— Dataset content —
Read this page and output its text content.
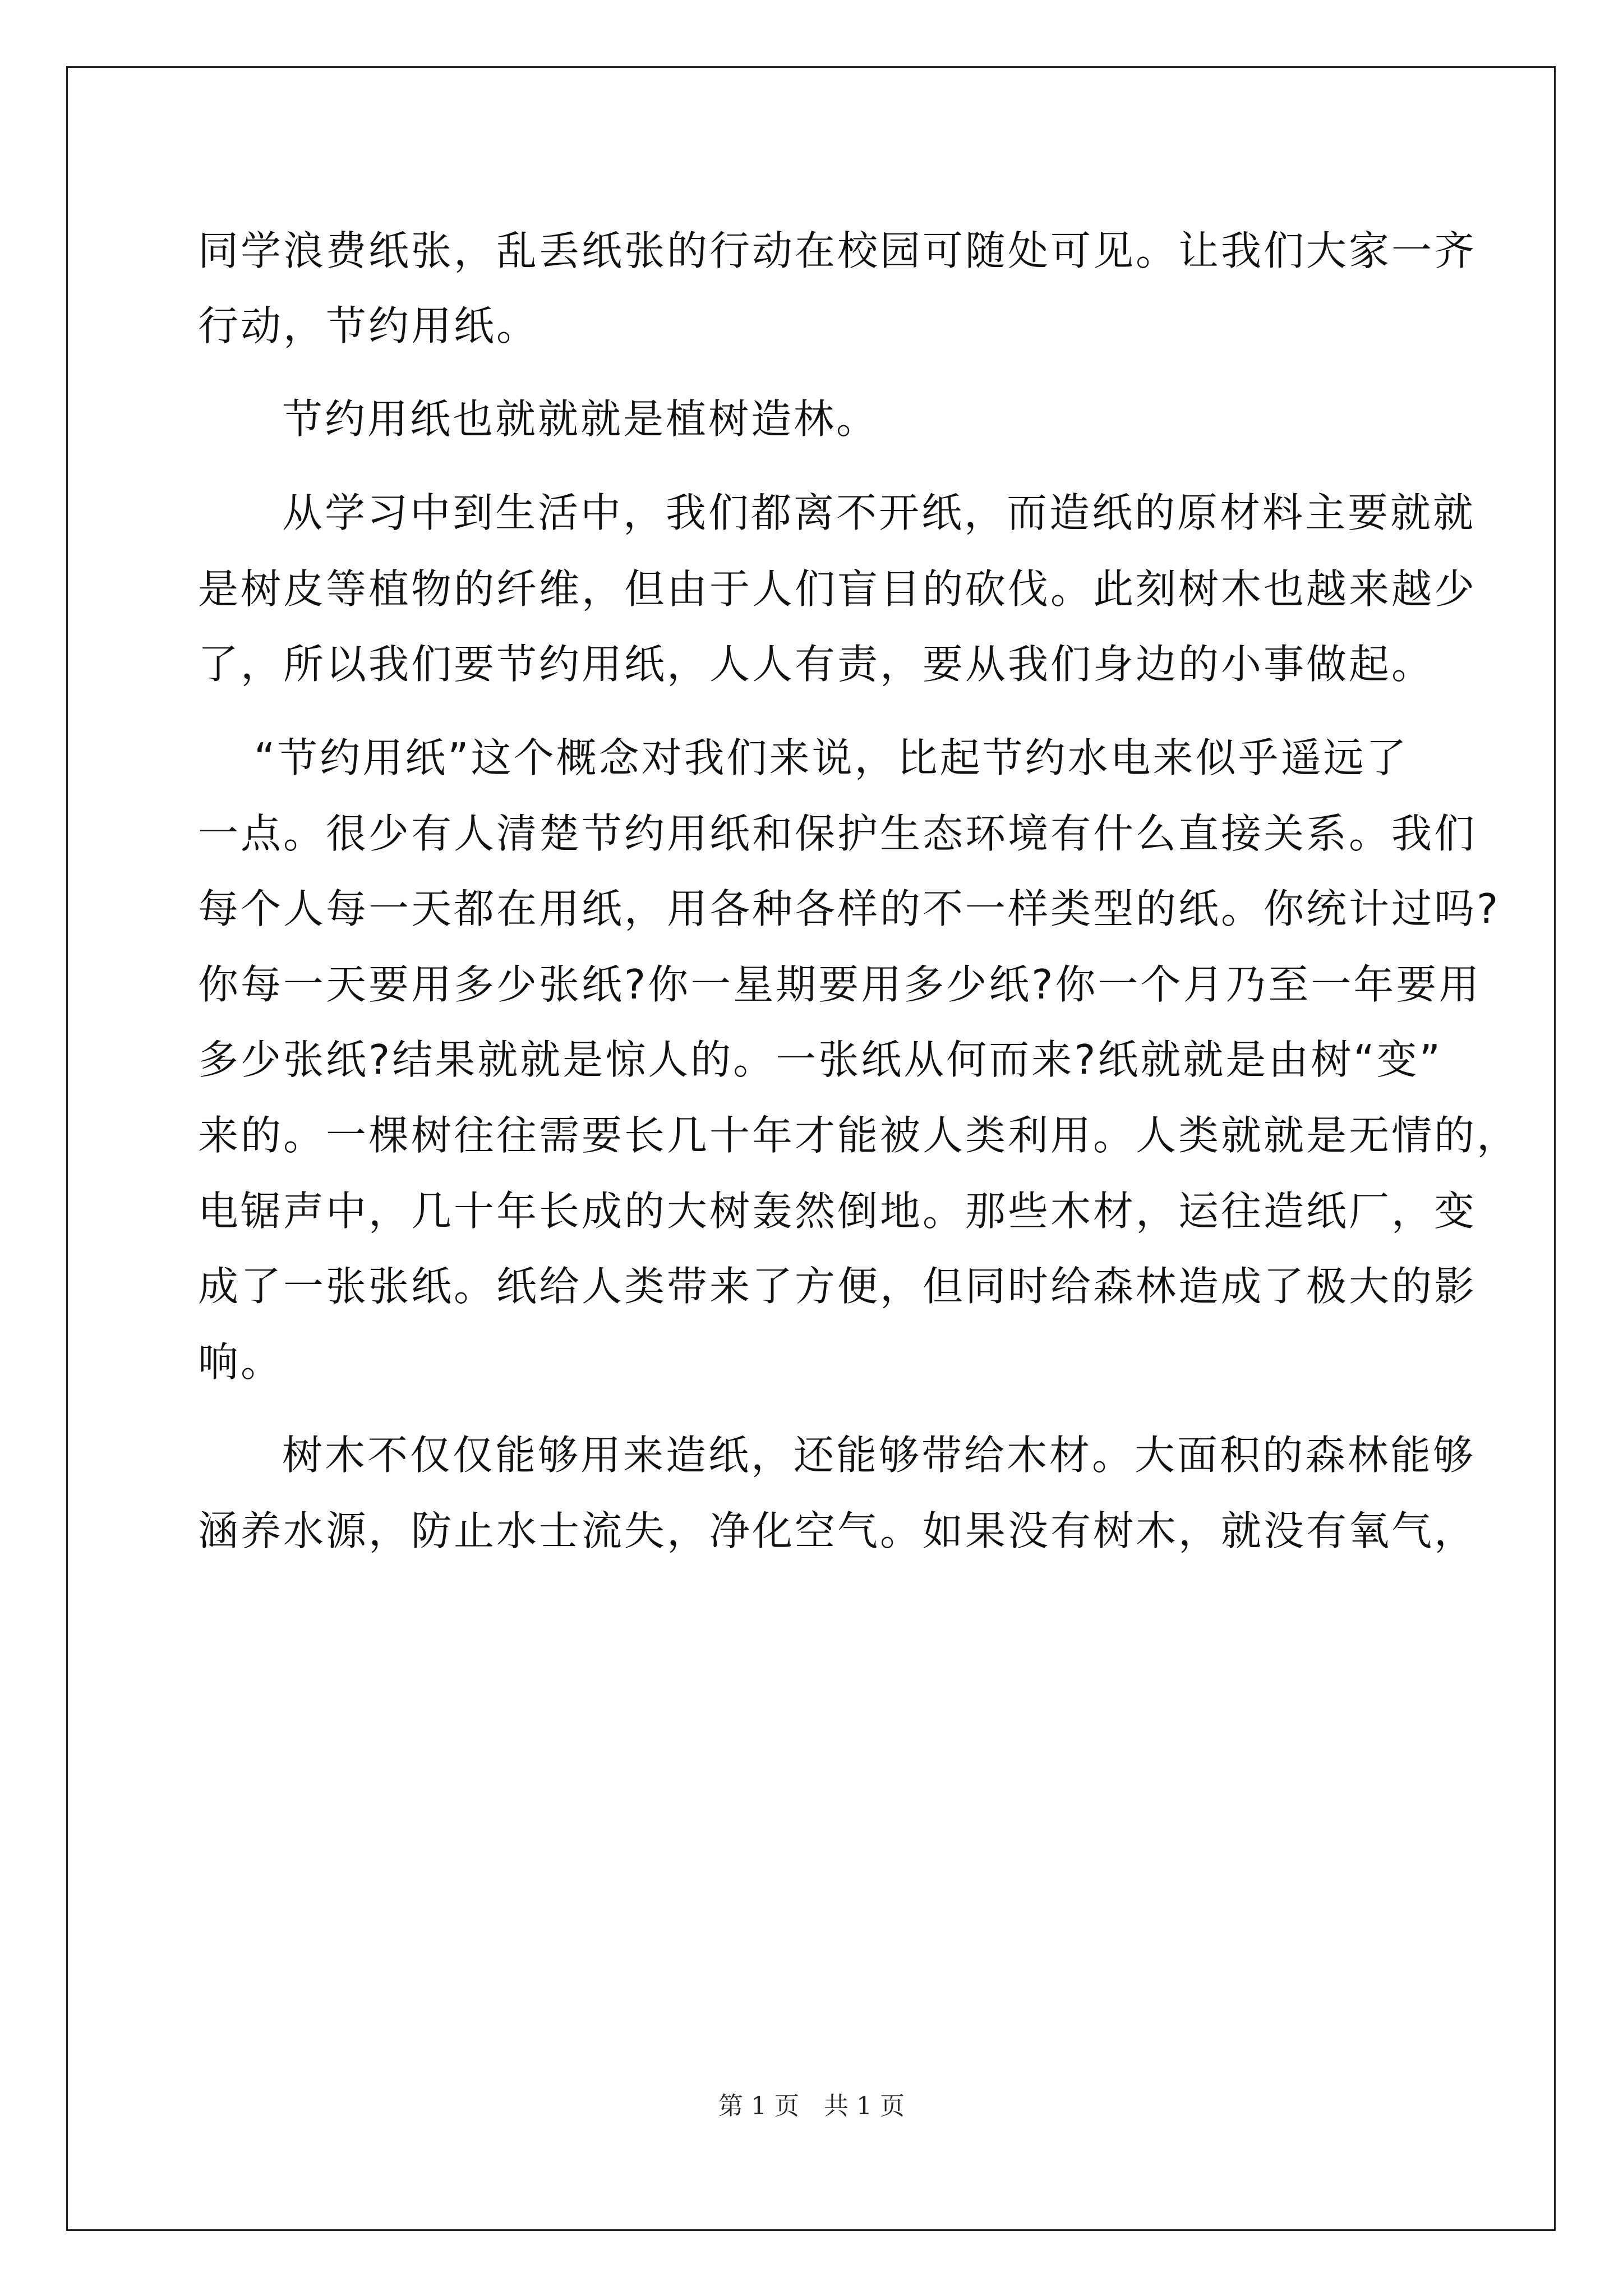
同学浪费纸张，乱丢纸张的行动在校园可随处可见。让我们大家一齐
行动，节约用纸。
节约用纸也就就就是植树造林。
从学习中到生活中，我们都离不开纸，而造纸的原材料主要就就
是树皮等植物的纤维，但由于人们盲目的砍伐。此刻树木也越来越少
了，所以我们要节约用纸，人人有责，要从我们身边的小事做起。
“节约用纸”这个概念对我们来说，比起节约水电来似乎遥远了
一点。很少有人清楚节约用纸和保护生态环境有什么直接关系。我们
每个人每一天都在用纸，用各种各样的不一样类型的纸。你统计过吗?
你每一天要用多少张纸?你一星期要用多少纸?你一个月乃至一年要用
多少张纸?结果就就是惊人的。一张纸从何而来?纸就就是由树“变”
来的。一棵树往往需要长几十年才能被人类利用。人类就就是无情的，
电锯声中，几十年长成的大树轰然倒地。那些木材，运往造纸厂，变
成了一张张纸。纸给人类带来了方便，但同时给森林造成了极大的影
响。
树木不仅仅能够用来造纸，还能够带给木材。大面积的森林能够
涵养水源，防止水士流失，净化空气。如果没有树木，就没有氧气，
第 1 页　共 1 页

— Stated task —
Output the full set of records above without changing a word, and drop the images.

— Task result —
Read this page and output its text content.
同学浪费纸张，乱丢纸张的行动在校园可随处可见。让我们大家一齐
行动，节约用纸。
节约用纸也就就就是植树造林。
从学习中到生活中，我们都离不开纸，而造纸的原材料主要就就
是树皮等植物的纤维，但由于人们盲目的砍伐。此刻树木也越来越少
了，所以我们要节约用纸，人人有责，要从我们身边的小事做起。
“节约用纸”这个概念对我们来说，比起节约水电来似乎遥远了
一点。很少有人清楚节约用纸和保护生态环境有什么直接关系。我们
每个人每一天都在用纸，用各种各样的不一样类型的纸。你统计过吗?
你每一天要用多少张纸?你一星期要用多少纸?你一个月乃至一年要用
多少张纸?结果就就是惊人的。一张纸从何而来?纸就就是由树“变”
来的。一棵树往往需要长几十年才能被人类利用。人类就就是无情的，
电锯声中，几十年长成的大树轰然倒地。那些木材，运往造纸厂，变
成了一张张纸。纸给人类带来了方便，但同时给森林造成了极大的影
响。
树木不仅仅能够用来造纸，还能够带给木材。大面积的森林能够
涵养水源，防止水士流失，净化空气。如果没有树木，就没有氧气，
第 1 页　共 1 页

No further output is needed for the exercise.